### Task details
How many of the lines below include "wind"? Give the number and no other words.
--- Start Entries shown ---
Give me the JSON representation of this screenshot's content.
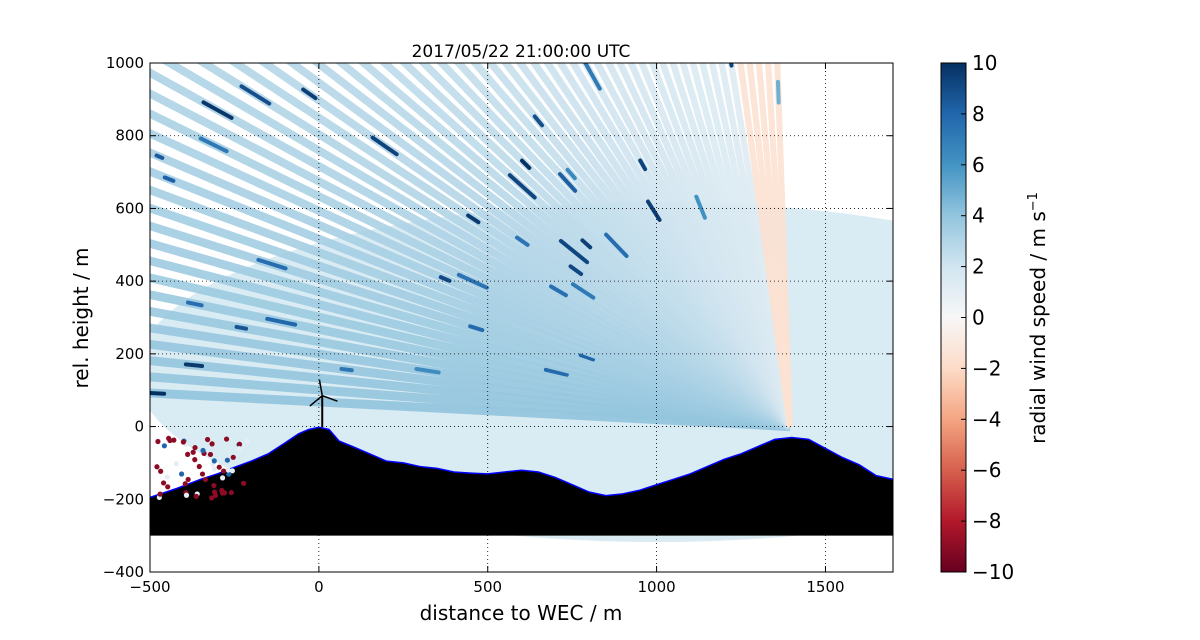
{
  "chart_data": {
    "type": "heatmap",
    "title": "2017/05/22 21:00:00 UTC",
    "xlabel": "distance to WEC / m",
    "ylabel": "rel. height / m",
    "xlim": [
      -500,
      1700
    ],
    "ylim": [
      -400,
      1000
    ],
    "xticks": [
      -500,
      0,
      500,
      1000,
      1500
    ],
    "yticks": [
      -400,
      -200,
      0,
      200,
      400,
      600,
      800,
      1000
    ],
    "grid": true,
    "colorbar": {
      "label": "radial wind speed / m s",
      "label_superscript": "−1",
      "range": [
        -10,
        10
      ],
      "ticks": [
        10,
        8,
        6,
        4,
        2,
        0,
        -2,
        -4,
        -6,
        -8,
        -10
      ],
      "tick_labels": [
        "10",
        "8",
        "6",
        "4",
        "2",
        "0",
        "−2",
        "−4",
        "−6",
        "−8",
        "−10"
      ],
      "colors": [
        "#67001f",
        "#b2182b",
        "#d6604d",
        "#f4a582",
        "#fddbc7",
        "#f7f7f7",
        "#d1e5f0",
        "#92c5de",
        "#4393c3",
        "#2166ac",
        "#053061"
      ]
    },
    "lidar_origin": [
      1395,
      0
    ],
    "rhi_scan": {
      "description_values": "radial wind speed along lidar beams",
      "beam_elevation_count": 60,
      "typical_speed_near_ground": 4,
      "typical_speed_aloft": 1
    },
    "terrain_profile": {
      "x": [
        -500,
        -420,
        -350,
        -300,
        -250,
        -200,
        -150,
        -100,
        -60,
        -30,
        0,
        30,
        60,
        100,
        150,
        200,
        250,
        300,
        350,
        400,
        450,
        500,
        550,
        600,
        650,
        700,
        750,
        800,
        850,
        900,
        950,
        1000,
        1050,
        1100,
        1150,
        1200,
        1250,
        1300,
        1350,
        1400,
        1450,
        1500,
        1550,
        1600,
        1650,
        1700
      ],
      "y": [
        -195,
        -170,
        -145,
        -130,
        -112,
        -95,
        -75,
        -45,
        -20,
        -8,
        -2,
        -8,
        -40,
        -55,
        -75,
        -95,
        -100,
        -110,
        -115,
        -125,
        -128,
        -130,
        -125,
        -120,
        -125,
        -140,
        -160,
        -180,
        -190,
        -185,
        -175,
        -160,
        -145,
        -130,
        -110,
        -90,
        -75,
        -55,
        -35,
        -30,
        -35,
        -60,
        -85,
        -105,
        -135,
        -145
      ],
      "base": -300,
      "fill": "#000000",
      "outline": "#0000ff"
    },
    "wec": {
      "x": 10,
      "hub_height": 85,
      "rotor_radius": 48
    }
  }
}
--- End Entries shown ---
### Right answer
2